#### DATASET RECORDS:
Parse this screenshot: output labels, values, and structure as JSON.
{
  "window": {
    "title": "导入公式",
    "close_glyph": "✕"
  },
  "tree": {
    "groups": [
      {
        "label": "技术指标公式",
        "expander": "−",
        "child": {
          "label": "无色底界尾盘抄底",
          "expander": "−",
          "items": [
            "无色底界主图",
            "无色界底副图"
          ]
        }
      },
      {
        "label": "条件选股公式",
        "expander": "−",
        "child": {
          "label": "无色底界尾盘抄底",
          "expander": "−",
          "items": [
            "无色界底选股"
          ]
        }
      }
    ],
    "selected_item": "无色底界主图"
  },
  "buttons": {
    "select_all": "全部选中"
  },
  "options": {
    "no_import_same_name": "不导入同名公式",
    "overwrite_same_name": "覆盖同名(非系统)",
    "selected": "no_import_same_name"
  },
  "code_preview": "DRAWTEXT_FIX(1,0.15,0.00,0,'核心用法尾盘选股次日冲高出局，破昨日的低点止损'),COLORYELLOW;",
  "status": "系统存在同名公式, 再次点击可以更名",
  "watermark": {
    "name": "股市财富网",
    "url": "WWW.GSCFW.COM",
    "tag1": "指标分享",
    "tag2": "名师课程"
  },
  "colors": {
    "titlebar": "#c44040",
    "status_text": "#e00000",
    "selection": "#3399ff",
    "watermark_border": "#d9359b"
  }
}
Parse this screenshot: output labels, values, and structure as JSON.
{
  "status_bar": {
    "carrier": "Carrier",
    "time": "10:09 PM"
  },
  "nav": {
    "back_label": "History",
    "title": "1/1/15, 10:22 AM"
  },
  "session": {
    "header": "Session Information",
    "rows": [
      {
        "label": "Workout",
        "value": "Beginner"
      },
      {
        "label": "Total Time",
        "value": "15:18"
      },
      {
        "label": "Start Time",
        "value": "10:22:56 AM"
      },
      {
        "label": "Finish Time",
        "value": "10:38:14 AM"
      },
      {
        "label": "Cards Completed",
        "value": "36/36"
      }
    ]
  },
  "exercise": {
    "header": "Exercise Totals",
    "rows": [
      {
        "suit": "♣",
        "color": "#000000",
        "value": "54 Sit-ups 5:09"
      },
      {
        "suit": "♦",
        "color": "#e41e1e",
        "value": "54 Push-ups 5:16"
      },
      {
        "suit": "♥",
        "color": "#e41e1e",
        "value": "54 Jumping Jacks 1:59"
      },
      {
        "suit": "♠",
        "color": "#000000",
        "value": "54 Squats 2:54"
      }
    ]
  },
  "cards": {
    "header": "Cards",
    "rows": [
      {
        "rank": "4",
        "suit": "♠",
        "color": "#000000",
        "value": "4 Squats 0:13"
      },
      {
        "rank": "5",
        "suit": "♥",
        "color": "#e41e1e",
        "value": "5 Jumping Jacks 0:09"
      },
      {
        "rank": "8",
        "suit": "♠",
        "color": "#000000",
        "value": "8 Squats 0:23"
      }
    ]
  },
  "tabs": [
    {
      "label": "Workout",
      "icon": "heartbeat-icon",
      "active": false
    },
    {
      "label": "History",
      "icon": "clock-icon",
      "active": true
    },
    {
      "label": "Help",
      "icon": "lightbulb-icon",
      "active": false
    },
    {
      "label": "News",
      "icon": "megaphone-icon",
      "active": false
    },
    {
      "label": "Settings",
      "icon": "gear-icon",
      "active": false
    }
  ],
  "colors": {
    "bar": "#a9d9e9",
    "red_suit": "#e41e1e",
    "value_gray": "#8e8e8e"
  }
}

#### EXERCISE REQUIREMENTS:
From the records, copy every line that has the string "icon" in it.

#### ANSWER TO THE PROBLEM:
      "icon": "heartbeat-icon",
      "icon": "clock-icon",
      "icon": "lightbulb-icon",
      "icon": "megaphone-icon",
      "icon": "gear-icon",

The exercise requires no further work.